- **Supplied material**

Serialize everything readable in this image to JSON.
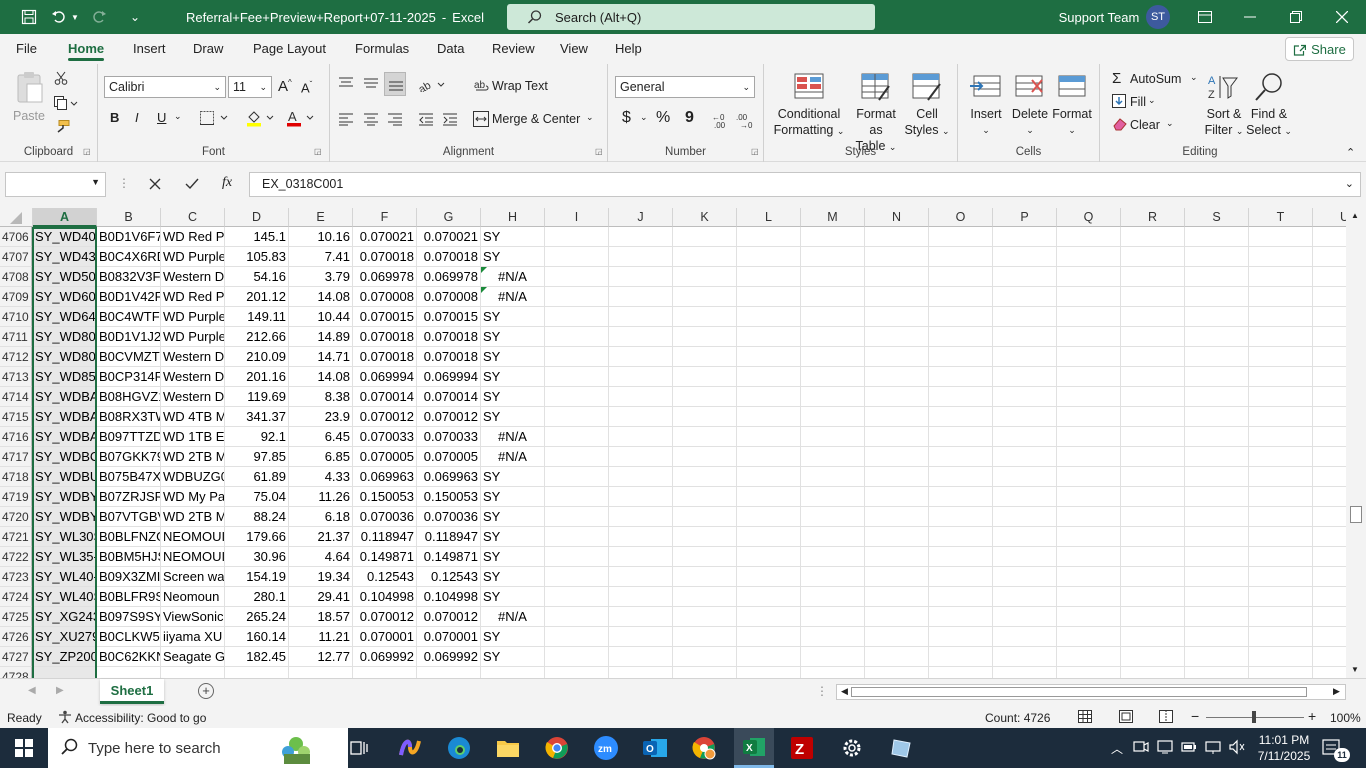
{
  "title": {
    "doc_name": "Referral+Fee+Preview+Report+07-11-2025",
    "separator": "-",
    "app": "Excel",
    "search_placeholder": "Search (Alt+Q)",
    "user_name": "Support Team",
    "user_initials": "ST"
  },
  "tabs": [
    "File",
    "Home",
    "Insert",
    "Draw",
    "Page Layout",
    "Formulas",
    "Data",
    "Review",
    "View",
    "Help"
  ],
  "share_label": "Share",
  "ribbon": {
    "clipboard": {
      "paste": "Paste",
      "group": "Clipboard"
    },
    "font": {
      "name": "Calibri",
      "size": "11",
      "bold": "B",
      "italic": "I",
      "underline": "U",
      "group": "Font"
    },
    "alignment": {
      "wrap": "Wrap Text",
      "merge": "Merge & Center",
      "group": "Alignment"
    },
    "number": {
      "format": "General",
      "currency": "$",
      "percent": "%",
      "comma": "9",
      "group": "Number"
    },
    "styles": {
      "conditional1": "Conditional",
      "conditional2": "Formatting",
      "table1": "Format as",
      "table2": "Table",
      "cell1": "Cell",
      "cell2": "Styles",
      "group": "Styles"
    },
    "cells": {
      "insert": "Insert",
      "delete": "Delete",
      "format": "Format",
      "group": "Cells"
    },
    "editing": {
      "autosum": "AutoSum",
      "fill": "Fill",
      "clear": "Clear",
      "sort1": "Sort &",
      "sort2": "Filter",
      "find1": "Find &",
      "find2": "Select",
      "group": "Editing"
    }
  },
  "formula_bar": {
    "name_box": "",
    "fx": "fx",
    "value": "EX_0318C001"
  },
  "columns": [
    "A",
    "B",
    "C",
    "D",
    "E",
    "F",
    "G",
    "H",
    "I",
    "J",
    "K",
    "L",
    "M",
    "N",
    "O",
    "P",
    "Q",
    "R",
    "S",
    "T",
    "U"
  ],
  "rows": [
    {
      "n": "4706",
      "a": "SY_WD40(",
      "b": "B0D1V6F7",
      "c": "WD Red P",
      "d": "145.1",
      "e": "10.16",
      "f": "0.070021",
      "g": "0.070021",
      "h": "SY",
      "na": false
    },
    {
      "n": "4707",
      "a": "SY_WD43I",
      "b": "B0C4X6RD",
      "c": "WD Purple",
      "d": "105.83",
      "e": "7.41",
      "f": "0.070018",
      "g": "0.070018",
      "h": "SY",
      "na": false
    },
    {
      "n": "4708",
      "a": "SY_WD50(",
      "b": "B0832V3FI",
      "c": "Western D",
      "d": "54.16",
      "e": "3.79",
      "f": "0.069978",
      "g": "0.069978",
      "h": "#N/A",
      "na": true,
      "tri": true
    },
    {
      "n": "4709",
      "a": "SY_WD60(",
      "b": "B0D1V42F",
      "c": "WD Red P",
      "d": "201.12",
      "e": "14.08",
      "f": "0.070008",
      "g": "0.070008",
      "h": "#N/A",
      "na": true,
      "tri": true
    },
    {
      "n": "4710",
      "a": "SY_WD64I",
      "b": "B0C4WTF5",
      "c": "WD Purple",
      "d": "149.11",
      "e": "10.44",
      "f": "0.070015",
      "g": "0.070015",
      "h": "SY",
      "na": false
    },
    {
      "n": "4711",
      "a": "SY_WD80(",
      "b": "B0D1V1J2I",
      "c": "WD Purple",
      "d": "212.66",
      "e": "14.89",
      "f": "0.070018",
      "g": "0.070018",
      "h": "SY",
      "na": false
    },
    {
      "n": "4712",
      "a": "SY_WD80(",
      "b": "B0CVMZTI",
      "c": "Western D",
      "d": "210.09",
      "e": "14.71",
      "f": "0.070018",
      "g": "0.070018",
      "h": "SY",
      "na": false
    },
    {
      "n": "4713",
      "a": "SY_WD85I",
      "b": "B0CP314R",
      "c": "Western D",
      "d": "201.16",
      "e": "14.08",
      "f": "0.069994",
      "g": "0.069994",
      "h": "SY",
      "na": false
    },
    {
      "n": "4714",
      "a": "SY_WDBA",
      "b": "B08HGVZ1",
      "c": "Western D",
      "d": "119.69",
      "e": "8.38",
      "f": "0.070014",
      "g": "0.070014",
      "h": "SY",
      "na": false
    },
    {
      "n": "4715",
      "a": "SY_WDBA",
      "b": "B08RX3TW",
      "c": "WD 4TB M",
      "d": "341.37",
      "e": "23.9",
      "f": "0.070012",
      "g": "0.070012",
      "h": "SY",
      "na": false
    },
    {
      "n": "4716",
      "a": "SY_WDBA",
      "b": "B097TTZD",
      "c": "WD 1TB El",
      "d": "92.1",
      "e": "6.45",
      "f": "0.070033",
      "g": "0.070033",
      "h": "#N/A",
      "na": true
    },
    {
      "n": "4717",
      "a": "SY_WDBC",
      "b": "B07GKK79",
      "c": "WD 2TB M",
      "d": "97.85",
      "e": "6.85",
      "f": "0.070005",
      "g": "0.070005",
      "h": "#N/A",
      "na": true
    },
    {
      "n": "4718",
      "a": "SY_WDBU",
      "b": "B075B47X!",
      "c": "WDBUZG0",
      "d": "61.89",
      "e": "4.33",
      "f": "0.069963",
      "g": "0.069963",
      "h": "SY",
      "na": false
    },
    {
      "n": "4719",
      "a": "SY_WDBY'",
      "b": "B07ZRJSRI",
      "c": "WD My Pa",
      "d": "75.04",
      "e": "11.26",
      "f": "0.150053",
      "g": "0.150053",
      "h": "SY",
      "na": false
    },
    {
      "n": "4720",
      "a": "SY_WDBY'",
      "b": "B07VTGBV",
      "c": "WD 2TB M",
      "d": "88.24",
      "e": "6.18",
      "f": "0.070036",
      "g": "0.070036",
      "h": "SY",
      "na": false
    },
    {
      "n": "4721",
      "a": "SY_WL30S",
      "b": "B0BLFNZG",
      "c": "NEOMOUI",
      "d": "179.66",
      "e": "21.37",
      "f": "0.118947",
      "g": "0.118947",
      "h": "SY",
      "na": false
    },
    {
      "n": "4722",
      "a": "SY_WL35-",
      "b": "B0BM5HJS",
      "c": "NEOMOUI",
      "d": "30.96",
      "e": "4.64",
      "f": "0.149871",
      "g": "0.149871",
      "h": "SY",
      "na": false
    },
    {
      "n": "4723",
      "a": "SY_WL40-",
      "b": "B09X3ZMI",
      "c": "Screen wa",
      "d": "154.19",
      "e": "19.34",
      "f": "0.12543",
      "g": "0.12543",
      "h": "SY",
      "na": false
    },
    {
      "n": "4724",
      "a": "SY_WL40S",
      "b": "B0BLFR9S",
      "c": "Neomoun",
      "d": "280.1",
      "e": "29.41",
      "f": "0.104998",
      "g": "0.104998",
      "h": "SY",
      "na": false
    },
    {
      "n": "4725",
      "a": "SY_XG243",
      "b": "B097S9SYI",
      "c": "ViewSonic",
      "d": "265.24",
      "e": "18.57",
      "f": "0.070012",
      "g": "0.070012",
      "h": "#N/A",
      "na": true
    },
    {
      "n": "4726",
      "a": "SY_XU279",
      "b": "B0CLKW5J",
      "c": "iiyama XU",
      "d": "160.14",
      "e": "11.21",
      "f": "0.070001",
      "g": "0.070001",
      "h": "SY",
      "na": false
    },
    {
      "n": "4727",
      "a": "SY_ZP200(",
      "b": "B0C62KKN",
      "c": "Seagate G",
      "d": "182.45",
      "e": "12.77",
      "f": "0.069992",
      "g": "0.069992",
      "h": "SY",
      "na": false
    },
    {
      "n": "4728",
      "a": "",
      "b": "",
      "c": "",
      "d": "",
      "e": "",
      "f": "",
      "g": "",
      "h": "",
      "na": false
    }
  ],
  "sheet_tab": "Sheet1",
  "status": {
    "ready": "Ready",
    "accessibility": "Accessibility: Good to go",
    "count": "Count: 4726",
    "zoom": "100%"
  },
  "taskbar": {
    "search_placeholder": "Type here to search",
    "time": "11:01 PM",
    "date": "7/11/2025",
    "notif": "11"
  },
  "colors": {
    "excel_green": "#1e6e42",
    "taskbar": "#1c2c3c"
  }
}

- **Exercise task**
Go over the entries above and say how many lines hold the string "group", with no other text.

- **Written solution**
7